- [Collection entries]:

(begin)

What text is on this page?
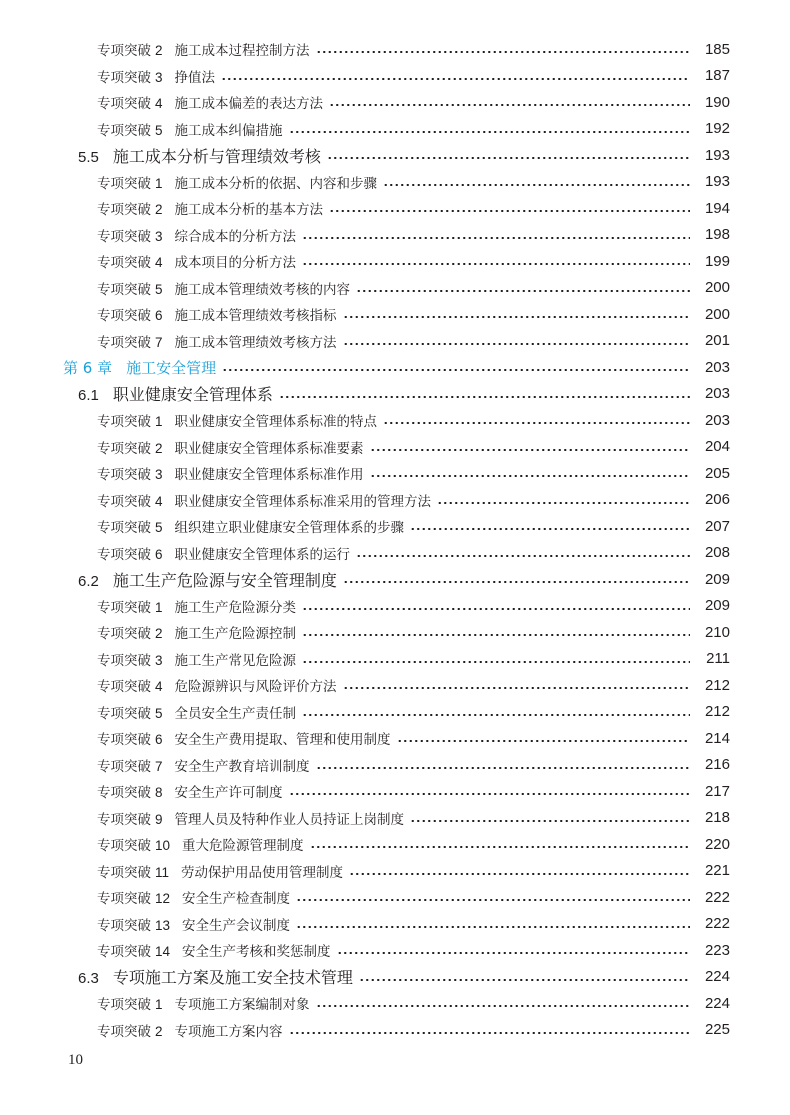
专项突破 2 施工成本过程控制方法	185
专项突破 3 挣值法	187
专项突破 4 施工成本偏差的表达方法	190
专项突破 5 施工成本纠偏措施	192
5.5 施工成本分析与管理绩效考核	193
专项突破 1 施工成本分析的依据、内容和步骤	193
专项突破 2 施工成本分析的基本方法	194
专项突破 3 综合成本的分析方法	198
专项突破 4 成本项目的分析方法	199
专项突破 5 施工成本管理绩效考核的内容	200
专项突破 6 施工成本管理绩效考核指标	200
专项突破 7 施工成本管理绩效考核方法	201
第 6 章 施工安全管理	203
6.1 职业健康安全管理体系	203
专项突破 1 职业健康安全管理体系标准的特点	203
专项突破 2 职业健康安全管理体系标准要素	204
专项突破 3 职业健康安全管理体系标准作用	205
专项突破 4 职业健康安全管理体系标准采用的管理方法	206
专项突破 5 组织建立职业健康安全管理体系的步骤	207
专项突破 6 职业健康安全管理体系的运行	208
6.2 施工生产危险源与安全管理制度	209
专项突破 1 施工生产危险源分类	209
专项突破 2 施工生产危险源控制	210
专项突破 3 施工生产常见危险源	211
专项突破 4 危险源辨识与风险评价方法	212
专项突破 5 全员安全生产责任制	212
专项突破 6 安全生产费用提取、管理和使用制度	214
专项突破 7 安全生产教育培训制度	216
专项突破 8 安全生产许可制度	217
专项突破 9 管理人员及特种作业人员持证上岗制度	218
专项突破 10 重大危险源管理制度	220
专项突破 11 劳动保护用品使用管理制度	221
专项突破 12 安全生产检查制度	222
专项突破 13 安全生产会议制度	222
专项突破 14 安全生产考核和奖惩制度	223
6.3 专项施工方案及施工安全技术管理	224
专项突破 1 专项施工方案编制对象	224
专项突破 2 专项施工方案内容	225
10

(end)
(begin)

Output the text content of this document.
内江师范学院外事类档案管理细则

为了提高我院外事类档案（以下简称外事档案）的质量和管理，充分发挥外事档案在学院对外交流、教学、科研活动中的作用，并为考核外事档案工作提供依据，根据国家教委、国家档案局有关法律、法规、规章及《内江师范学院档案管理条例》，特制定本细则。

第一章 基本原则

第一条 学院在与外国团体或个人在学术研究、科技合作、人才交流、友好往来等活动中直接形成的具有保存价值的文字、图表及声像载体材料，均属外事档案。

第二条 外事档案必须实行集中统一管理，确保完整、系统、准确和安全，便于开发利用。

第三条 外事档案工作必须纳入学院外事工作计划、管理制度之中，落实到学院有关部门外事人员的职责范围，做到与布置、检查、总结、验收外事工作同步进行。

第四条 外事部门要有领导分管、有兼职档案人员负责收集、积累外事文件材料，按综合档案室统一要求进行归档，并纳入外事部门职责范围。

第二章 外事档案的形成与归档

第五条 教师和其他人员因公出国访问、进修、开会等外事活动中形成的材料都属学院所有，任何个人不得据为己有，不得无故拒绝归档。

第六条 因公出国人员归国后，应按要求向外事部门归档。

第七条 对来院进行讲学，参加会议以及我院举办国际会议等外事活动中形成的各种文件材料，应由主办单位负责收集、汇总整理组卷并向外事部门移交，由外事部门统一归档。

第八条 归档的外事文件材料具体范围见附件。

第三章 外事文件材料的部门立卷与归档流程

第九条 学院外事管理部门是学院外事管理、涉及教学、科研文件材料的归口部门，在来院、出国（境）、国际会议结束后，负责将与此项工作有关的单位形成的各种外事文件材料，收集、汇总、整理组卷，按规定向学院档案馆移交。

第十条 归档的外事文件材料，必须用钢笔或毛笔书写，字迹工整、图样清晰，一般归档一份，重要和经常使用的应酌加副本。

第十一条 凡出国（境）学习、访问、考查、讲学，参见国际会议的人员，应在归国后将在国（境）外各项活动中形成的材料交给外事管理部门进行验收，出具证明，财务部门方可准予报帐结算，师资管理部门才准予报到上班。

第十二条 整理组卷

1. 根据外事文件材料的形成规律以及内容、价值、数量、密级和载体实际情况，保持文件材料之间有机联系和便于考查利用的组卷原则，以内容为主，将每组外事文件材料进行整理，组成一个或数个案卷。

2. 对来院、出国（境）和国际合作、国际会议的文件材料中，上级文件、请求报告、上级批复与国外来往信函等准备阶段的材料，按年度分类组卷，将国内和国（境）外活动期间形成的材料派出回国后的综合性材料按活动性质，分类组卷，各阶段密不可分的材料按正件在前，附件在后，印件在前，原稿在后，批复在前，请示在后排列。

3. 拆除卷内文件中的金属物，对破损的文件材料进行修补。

(end)

Look above for lines with the word "this" and copy them all.

- [Response below]:
What text is on this page?
Output the text content of this document.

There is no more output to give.